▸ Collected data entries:
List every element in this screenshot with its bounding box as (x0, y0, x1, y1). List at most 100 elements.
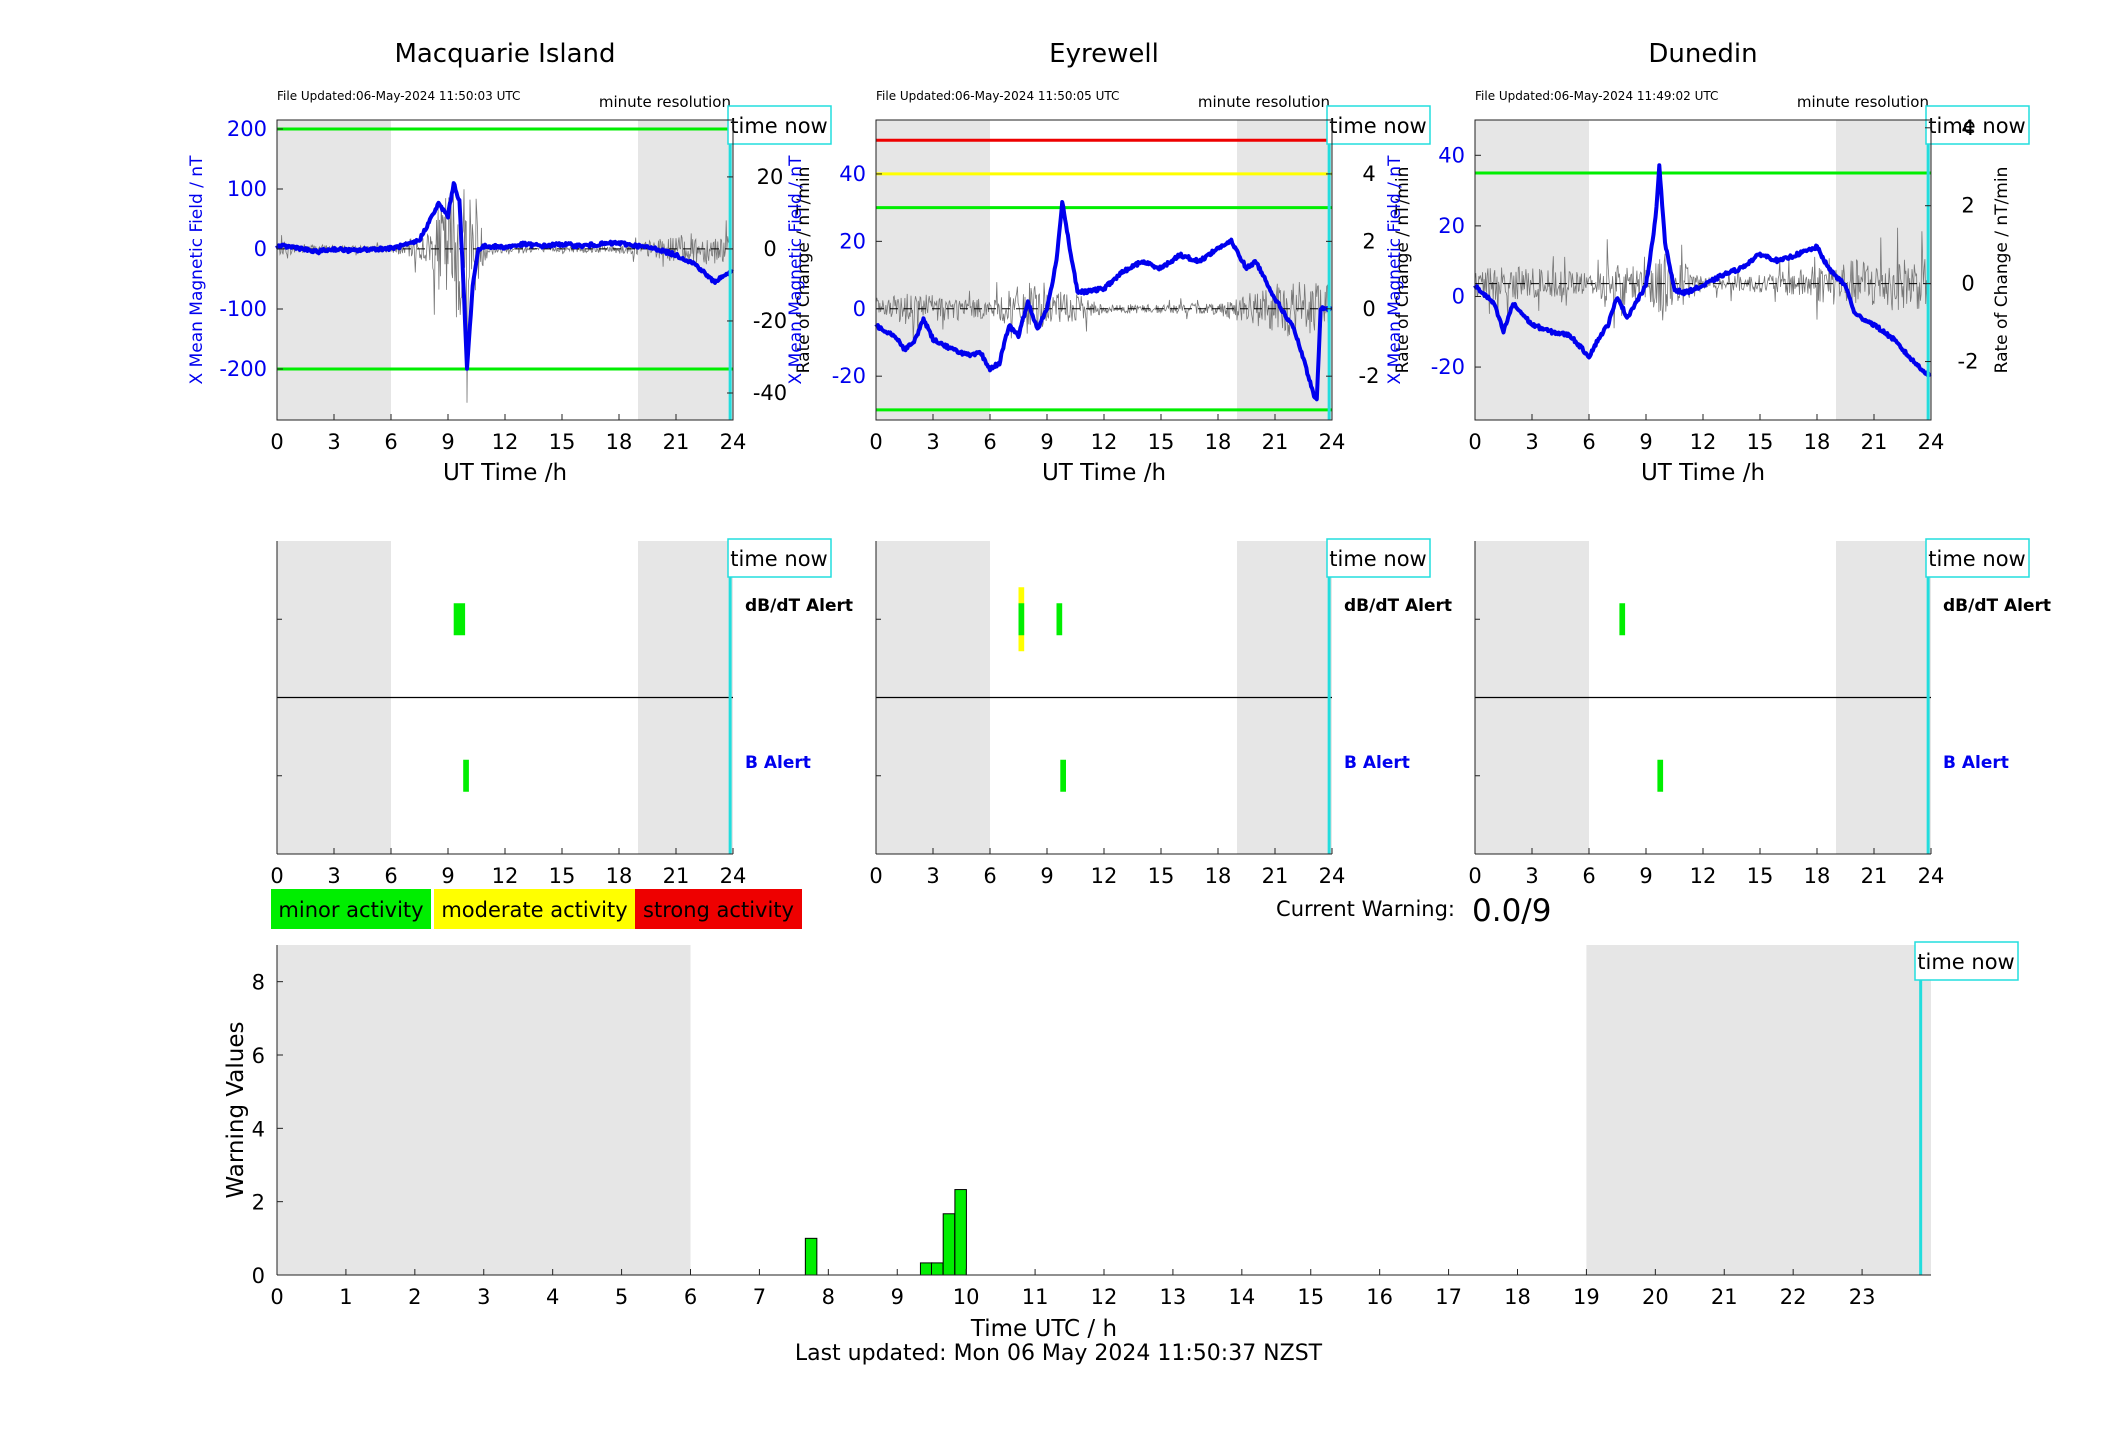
y-tick-label: 8 (252, 971, 265, 995)
y-tick-label: -20 (832, 364, 866, 388)
x-tick-label: 6 (684, 1285, 697, 1309)
x-tick-label: 0 (270, 430, 283, 454)
x-tick-label: 21 (663, 864, 690, 888)
time-now-box (1925, 538, 2030, 578)
last-updated-footer: Last updated: Mon 06 May 2024 11:50:37 N… (794, 1341, 1323, 1366)
y-tick-label: 2 (252, 1191, 265, 1215)
x-tick-label: 3 (926, 430, 939, 454)
y-tick-label: -100 (219, 297, 267, 321)
station-title: Macquarie Island (394, 39, 615, 69)
x-tick-label: 15 (1297, 1285, 1324, 1309)
y-tick-label: 20 (839, 229, 866, 253)
y-tick-label: 100 (227, 177, 267, 201)
x-tick-label: 15 (1747, 430, 1774, 454)
legend-swatch-minor (271, 889, 431, 929)
y-tick-label: 0 (252, 1264, 265, 1288)
x-tick-label: 21 (1262, 864, 1289, 888)
y-axis-label: X Mean Magnetic Field / nT (786, 155, 806, 385)
x-tick-label: 24 (720, 430, 747, 454)
time-now-label: time now (730, 547, 827, 571)
x-tick-label: 24 (720, 864, 747, 888)
time-now-label: time now (1928, 547, 2025, 571)
y-right-tick-label: -2 (1958, 350, 1979, 374)
x-tick-label: 9 (1040, 430, 1053, 454)
y-tick-label: 200 (227, 117, 267, 141)
row-label-b: B Alert (745, 753, 811, 773)
y-right-tick-label: 20 (757, 165, 784, 189)
x-tick-label: 12 (492, 864, 519, 888)
y-tick-label: 0 (254, 237, 267, 261)
x-tick-label: 0 (270, 864, 283, 888)
y-tick-label: 40 (1438, 143, 1465, 167)
x-tick-label: 18 (1205, 864, 1232, 888)
alert-panel-0: time now dB/dT Alert B Alert 0 3 6 9 12 15 18 21 24 (270, 538, 853, 888)
y-right-tick-label: 0 (1362, 297, 1375, 321)
resolution-label: minute resolution (1198, 93, 1330, 111)
x-tick-label: 8 (822, 1285, 835, 1309)
legend-swatch-moderate (434, 889, 635, 929)
file-updated-label: File Updated:06-May-2024 11:50:03 UTC (277, 89, 520, 103)
alert-event-minor (453, 603, 466, 636)
y-tick-label: 6 (252, 1044, 265, 1068)
night-shading (1586, 945, 1931, 1275)
x-tick-label: 9 (891, 1285, 904, 1309)
row-label-b: B Alert (1344, 753, 1410, 773)
x-tick-label: 6 (384, 430, 397, 454)
x-tick-label: 19 (1573, 1285, 1600, 1309)
current-warning-value: 0.0/9 (1472, 893, 1551, 929)
x-axis-label: UT Time /h (1042, 460, 1166, 486)
y-right-tick-label: 4 (1362, 162, 1375, 186)
x-tick-label: 24 (1918, 430, 1945, 454)
alert-event-minor (1056, 603, 1063, 636)
x-tick-label: 12 (492, 430, 519, 454)
legend-swatch-strong (635, 889, 802, 929)
x-axis-label: UT Time /h (1641, 460, 1765, 486)
y-tick-label: 0 (853, 297, 866, 321)
time-now-box (1326, 105, 1431, 145)
x-tick-label: 24 (1319, 864, 1346, 888)
x-tick-label: 6 (1582, 864, 1595, 888)
current-warning-label: Current Warning: (1276, 897, 1455, 921)
x-tick-label: 7 (753, 1285, 766, 1309)
x-tick-label: 12 (1091, 864, 1118, 888)
warning-bar (954, 1189, 967, 1276)
alert-event-minor (1060, 759, 1066, 792)
alert-event-minor (1018, 603, 1025, 636)
x-tick-label: 11 (1022, 1285, 1049, 1309)
x-tick-label: 13 (1160, 1285, 1187, 1309)
y-tick-label: 0 (1452, 284, 1465, 308)
x-tick-label: 15 (1148, 430, 1175, 454)
alert-event-minor (1619, 603, 1626, 636)
x-tick-label: 9 (1639, 864, 1652, 888)
time-now-box (727, 538, 832, 578)
x-tick-label: 24 (1319, 430, 1346, 454)
x-tick-label: 6 (1582, 430, 1595, 454)
x-tick-label: 15 (1148, 864, 1175, 888)
x-tick-label: 3 (477, 1285, 490, 1309)
y-right-tick-label: 0 (1961, 272, 1974, 296)
field-series (1473, 163, 1932, 378)
y-right-tick-label: 4 (1961, 116, 1974, 140)
field-panel-2: Dunedin File Updated:06-May-2024 11:49:02… (1385, 39, 2030, 486)
x-tick-label: 12 (1690, 864, 1717, 888)
alert-event-minor (463, 759, 469, 792)
y-axis-label: X Mean Magnetic Field / nT (187, 155, 207, 385)
x-tick-label: 12 (1091, 1285, 1118, 1309)
station-title: Eyrewell (1049, 39, 1159, 69)
x-tick-label: 0 (1468, 864, 1481, 888)
x-tick-label: 22 (1780, 1285, 1807, 1309)
y-axis-label: Warning Values (223, 1021, 249, 1198)
y-right-tick-label: -2 (1359, 364, 1380, 388)
activity-legend: minor activity moderate activity strong ac… (271, 889, 802, 929)
x-tick-label: 6 (983, 864, 996, 888)
x-tick-label: 9 (441, 864, 454, 888)
station-title: Dunedin (1648, 39, 1757, 69)
x-tick-label: 21 (1262, 430, 1289, 454)
y-right-tick-label: 0 (763, 237, 776, 261)
x-tick-label: 16 (1366, 1285, 1393, 1309)
row-label-dbdt: dB/dT Alert (1943, 596, 2051, 616)
x-tick-label: 0 (1468, 430, 1481, 454)
x-tick-label: 18 (1804, 864, 1831, 888)
time-now-box (1914, 941, 2019, 981)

▸ WRITTEN TASK:
Can you repeat the lines of the records above, beginning at the line that has "y-tick-label: 8 (252, 971, 265, 995)" and stopping after the line that has "legend-swatch-minor (271, 889, 431, 929)"?

▸ SOLUTION BELOW:
y-tick-label: 8 (252, 971, 265, 995)
y-tick-label: -20 (832, 364, 866, 388)
x-tick-label: 6 (684, 1285, 697, 1309)
x-tick-label: 0 (270, 430, 283, 454)
x-tick-label: 21 (663, 864, 690, 888)
time-now-box (1925, 538, 2030, 578)
last-updated-footer: Last updated: Mon 06 May 2024 11:50:37 N… (794, 1341, 1323, 1366)
y-tick-label: 2 (252, 1191, 265, 1215)
x-tick-label: 3 (926, 430, 939, 454)
y-tick-label: -100 (219, 297, 267, 321)
station-title: Macquarie Island (394, 39, 615, 69)
x-tick-label: 15 (1297, 1285, 1324, 1309)
y-tick-label: 20 (839, 229, 866, 253)
y-tick-label: 100 (227, 177, 267, 201)
x-tick-label: 15 (1747, 430, 1774, 454)
legend-swatch-minor (271, 889, 431, 929)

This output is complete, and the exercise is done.